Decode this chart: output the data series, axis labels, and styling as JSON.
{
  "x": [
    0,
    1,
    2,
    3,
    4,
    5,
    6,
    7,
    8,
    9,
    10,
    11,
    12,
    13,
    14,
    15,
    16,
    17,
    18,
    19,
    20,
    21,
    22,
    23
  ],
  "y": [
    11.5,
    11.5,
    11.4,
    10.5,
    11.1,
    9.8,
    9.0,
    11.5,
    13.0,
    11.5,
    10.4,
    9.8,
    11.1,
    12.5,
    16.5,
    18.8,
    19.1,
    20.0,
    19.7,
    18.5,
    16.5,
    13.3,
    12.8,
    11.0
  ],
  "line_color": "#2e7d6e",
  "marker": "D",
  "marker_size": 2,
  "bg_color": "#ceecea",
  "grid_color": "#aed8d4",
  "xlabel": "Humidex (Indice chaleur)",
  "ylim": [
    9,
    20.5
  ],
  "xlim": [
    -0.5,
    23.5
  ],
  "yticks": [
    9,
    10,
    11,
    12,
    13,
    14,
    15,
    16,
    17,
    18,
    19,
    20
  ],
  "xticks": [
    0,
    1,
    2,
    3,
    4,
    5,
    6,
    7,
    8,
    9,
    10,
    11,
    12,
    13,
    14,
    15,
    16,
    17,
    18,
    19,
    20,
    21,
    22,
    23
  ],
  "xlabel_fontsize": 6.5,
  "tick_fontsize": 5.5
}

Short problem:
Make an exact copy of all the data.

Solution for this problem:
Decode this chart: output the data series, axis labels, and styling as JSON.
{
  "x": [
    0,
    1,
    2,
    3,
    4,
    5,
    6,
    7,
    8,
    9,
    10,
    11,
    12,
    13,
    14,
    15,
    16,
    17,
    18,
    19,
    20,
    21,
    22,
    23
  ],
  "y": [
    11.5,
    11.5,
    11.4,
    10.5,
    11.1,
    9.8,
    9.0,
    11.5,
    13.0,
    11.5,
    10.4,
    9.8,
    11.1,
    12.5,
    16.5,
    18.8,
    19.1,
    20.0,
    19.7,
    18.5,
    16.5,
    13.3,
    12.8,
    11.0
  ],
  "line_color": "#2e7d6e",
  "marker": "D",
  "marker_size": 2,
  "bg_color": "#ceecea",
  "grid_color": "#aed8d4",
  "xlabel": "Humidex (Indice chaleur)",
  "ylim": [
    9,
    20.5
  ],
  "xlim": [
    -0.5,
    23.5
  ],
  "yticks": [
    9,
    10,
    11,
    12,
    13,
    14,
    15,
    16,
    17,
    18,
    19,
    20
  ],
  "xticks": [
    0,
    1,
    2,
    3,
    4,
    5,
    6,
    7,
    8,
    9,
    10,
    11,
    12,
    13,
    14,
    15,
    16,
    17,
    18,
    19,
    20,
    21,
    22,
    23
  ],
  "xlabel_fontsize": 6.5,
  "tick_fontsize": 5.5
}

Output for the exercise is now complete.